== Records to use

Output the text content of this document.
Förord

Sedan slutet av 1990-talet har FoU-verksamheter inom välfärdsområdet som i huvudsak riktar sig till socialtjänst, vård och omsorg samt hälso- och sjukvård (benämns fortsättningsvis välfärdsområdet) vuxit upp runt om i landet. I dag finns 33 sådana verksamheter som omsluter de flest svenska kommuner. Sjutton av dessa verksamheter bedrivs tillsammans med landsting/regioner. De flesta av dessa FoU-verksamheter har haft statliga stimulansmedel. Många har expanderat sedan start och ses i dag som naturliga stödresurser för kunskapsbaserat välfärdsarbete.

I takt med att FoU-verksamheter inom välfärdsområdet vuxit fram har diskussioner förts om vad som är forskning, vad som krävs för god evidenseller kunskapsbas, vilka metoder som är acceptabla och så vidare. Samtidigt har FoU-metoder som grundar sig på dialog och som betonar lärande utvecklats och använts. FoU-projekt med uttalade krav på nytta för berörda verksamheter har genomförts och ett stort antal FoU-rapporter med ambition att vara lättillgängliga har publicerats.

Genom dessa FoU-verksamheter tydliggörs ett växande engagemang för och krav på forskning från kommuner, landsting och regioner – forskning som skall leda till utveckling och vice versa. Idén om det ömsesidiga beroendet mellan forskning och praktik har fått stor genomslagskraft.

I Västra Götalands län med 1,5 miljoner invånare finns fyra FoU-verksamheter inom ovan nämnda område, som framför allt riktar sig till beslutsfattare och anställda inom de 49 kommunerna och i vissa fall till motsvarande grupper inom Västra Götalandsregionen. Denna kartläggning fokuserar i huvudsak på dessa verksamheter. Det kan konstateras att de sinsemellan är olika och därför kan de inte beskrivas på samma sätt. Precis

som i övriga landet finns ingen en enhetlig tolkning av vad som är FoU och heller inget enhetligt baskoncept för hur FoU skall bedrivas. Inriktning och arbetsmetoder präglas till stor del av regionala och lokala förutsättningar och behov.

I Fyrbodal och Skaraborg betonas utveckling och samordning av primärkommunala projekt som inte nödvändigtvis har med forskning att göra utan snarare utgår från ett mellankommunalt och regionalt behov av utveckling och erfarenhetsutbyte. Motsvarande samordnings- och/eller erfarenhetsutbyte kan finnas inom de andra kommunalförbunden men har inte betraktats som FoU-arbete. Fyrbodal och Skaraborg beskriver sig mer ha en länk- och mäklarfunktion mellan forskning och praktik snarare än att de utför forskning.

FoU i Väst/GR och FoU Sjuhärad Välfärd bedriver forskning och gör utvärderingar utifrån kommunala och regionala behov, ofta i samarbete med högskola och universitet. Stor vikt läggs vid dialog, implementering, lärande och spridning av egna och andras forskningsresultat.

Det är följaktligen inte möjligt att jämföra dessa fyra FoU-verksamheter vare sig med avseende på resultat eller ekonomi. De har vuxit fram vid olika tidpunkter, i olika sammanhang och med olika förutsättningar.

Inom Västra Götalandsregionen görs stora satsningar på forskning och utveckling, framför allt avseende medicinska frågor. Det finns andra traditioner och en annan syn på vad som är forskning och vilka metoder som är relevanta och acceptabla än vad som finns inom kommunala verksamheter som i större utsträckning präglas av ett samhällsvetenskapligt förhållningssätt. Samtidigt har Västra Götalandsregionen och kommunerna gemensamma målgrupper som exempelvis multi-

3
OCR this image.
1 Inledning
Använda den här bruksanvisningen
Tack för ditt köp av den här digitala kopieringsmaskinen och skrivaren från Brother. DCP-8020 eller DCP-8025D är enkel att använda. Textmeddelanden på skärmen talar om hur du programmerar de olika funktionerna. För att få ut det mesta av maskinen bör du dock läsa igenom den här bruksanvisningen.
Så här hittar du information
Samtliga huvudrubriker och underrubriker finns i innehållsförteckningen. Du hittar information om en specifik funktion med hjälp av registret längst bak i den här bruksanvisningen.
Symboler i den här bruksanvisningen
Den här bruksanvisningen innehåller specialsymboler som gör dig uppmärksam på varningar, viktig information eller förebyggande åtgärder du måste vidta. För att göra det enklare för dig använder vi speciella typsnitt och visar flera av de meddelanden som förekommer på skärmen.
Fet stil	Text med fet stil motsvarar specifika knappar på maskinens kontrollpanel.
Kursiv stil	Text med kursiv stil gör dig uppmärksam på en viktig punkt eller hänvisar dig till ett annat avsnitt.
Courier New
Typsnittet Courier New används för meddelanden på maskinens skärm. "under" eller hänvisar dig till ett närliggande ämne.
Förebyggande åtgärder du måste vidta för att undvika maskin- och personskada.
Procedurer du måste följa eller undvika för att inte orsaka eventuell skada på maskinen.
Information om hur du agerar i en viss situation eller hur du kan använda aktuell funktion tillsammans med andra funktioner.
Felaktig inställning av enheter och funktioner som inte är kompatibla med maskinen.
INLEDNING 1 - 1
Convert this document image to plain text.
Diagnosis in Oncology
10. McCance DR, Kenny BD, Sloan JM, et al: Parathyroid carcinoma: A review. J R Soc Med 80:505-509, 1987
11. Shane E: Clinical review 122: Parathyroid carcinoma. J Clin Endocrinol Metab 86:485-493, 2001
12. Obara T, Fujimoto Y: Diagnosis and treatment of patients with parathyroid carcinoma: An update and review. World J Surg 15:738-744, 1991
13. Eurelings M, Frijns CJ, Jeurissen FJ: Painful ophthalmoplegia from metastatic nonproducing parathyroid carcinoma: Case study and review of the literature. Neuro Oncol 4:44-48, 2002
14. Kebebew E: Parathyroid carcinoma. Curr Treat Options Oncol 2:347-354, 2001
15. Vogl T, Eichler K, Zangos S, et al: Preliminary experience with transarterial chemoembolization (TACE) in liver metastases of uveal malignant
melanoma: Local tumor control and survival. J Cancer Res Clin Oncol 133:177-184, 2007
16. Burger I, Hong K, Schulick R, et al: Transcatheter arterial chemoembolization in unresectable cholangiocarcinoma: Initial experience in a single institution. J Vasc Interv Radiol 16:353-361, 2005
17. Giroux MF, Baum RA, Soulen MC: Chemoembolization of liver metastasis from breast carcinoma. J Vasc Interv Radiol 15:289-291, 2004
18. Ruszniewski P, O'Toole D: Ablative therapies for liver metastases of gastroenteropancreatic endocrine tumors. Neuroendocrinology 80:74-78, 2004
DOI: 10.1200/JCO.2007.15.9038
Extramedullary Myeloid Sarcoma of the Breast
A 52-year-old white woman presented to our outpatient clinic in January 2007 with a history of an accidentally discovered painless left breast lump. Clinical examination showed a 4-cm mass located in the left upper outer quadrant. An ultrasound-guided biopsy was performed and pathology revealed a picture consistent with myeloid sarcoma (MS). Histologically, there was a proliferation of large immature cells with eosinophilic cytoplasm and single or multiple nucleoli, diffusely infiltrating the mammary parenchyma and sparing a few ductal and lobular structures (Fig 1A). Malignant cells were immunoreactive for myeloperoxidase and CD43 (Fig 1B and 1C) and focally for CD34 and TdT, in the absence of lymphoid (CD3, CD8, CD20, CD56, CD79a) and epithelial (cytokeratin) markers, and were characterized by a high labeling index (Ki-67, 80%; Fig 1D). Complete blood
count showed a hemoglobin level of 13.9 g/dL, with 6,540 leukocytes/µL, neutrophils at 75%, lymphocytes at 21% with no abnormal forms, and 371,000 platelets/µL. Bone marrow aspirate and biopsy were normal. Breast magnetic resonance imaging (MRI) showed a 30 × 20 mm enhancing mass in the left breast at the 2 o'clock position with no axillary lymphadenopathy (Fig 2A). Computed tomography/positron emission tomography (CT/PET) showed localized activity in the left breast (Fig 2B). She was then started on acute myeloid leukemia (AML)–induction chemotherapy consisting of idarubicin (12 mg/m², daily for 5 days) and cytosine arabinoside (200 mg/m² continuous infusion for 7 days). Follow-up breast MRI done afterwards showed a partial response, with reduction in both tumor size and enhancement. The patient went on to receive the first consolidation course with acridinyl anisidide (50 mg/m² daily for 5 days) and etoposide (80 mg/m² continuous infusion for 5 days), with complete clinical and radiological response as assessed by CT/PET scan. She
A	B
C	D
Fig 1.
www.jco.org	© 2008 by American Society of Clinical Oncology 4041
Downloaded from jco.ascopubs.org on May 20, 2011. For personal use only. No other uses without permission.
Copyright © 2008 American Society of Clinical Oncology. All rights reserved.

====

_What the task asks_. Copy every line of the records above that contains "metastases".

_Problem solution_.
15. Vogl T, Eichler K, Zangos S, et al: Preliminary experience with transarterial chemoembolization (TACE) in liver metastases of uveal malignant
18. Ruszniewski P, O'Toole D: Ablative therapies for liver metastases of gastroenteropancreatic endocrine tumors. Neuroendocrinology 80:74-78, 2004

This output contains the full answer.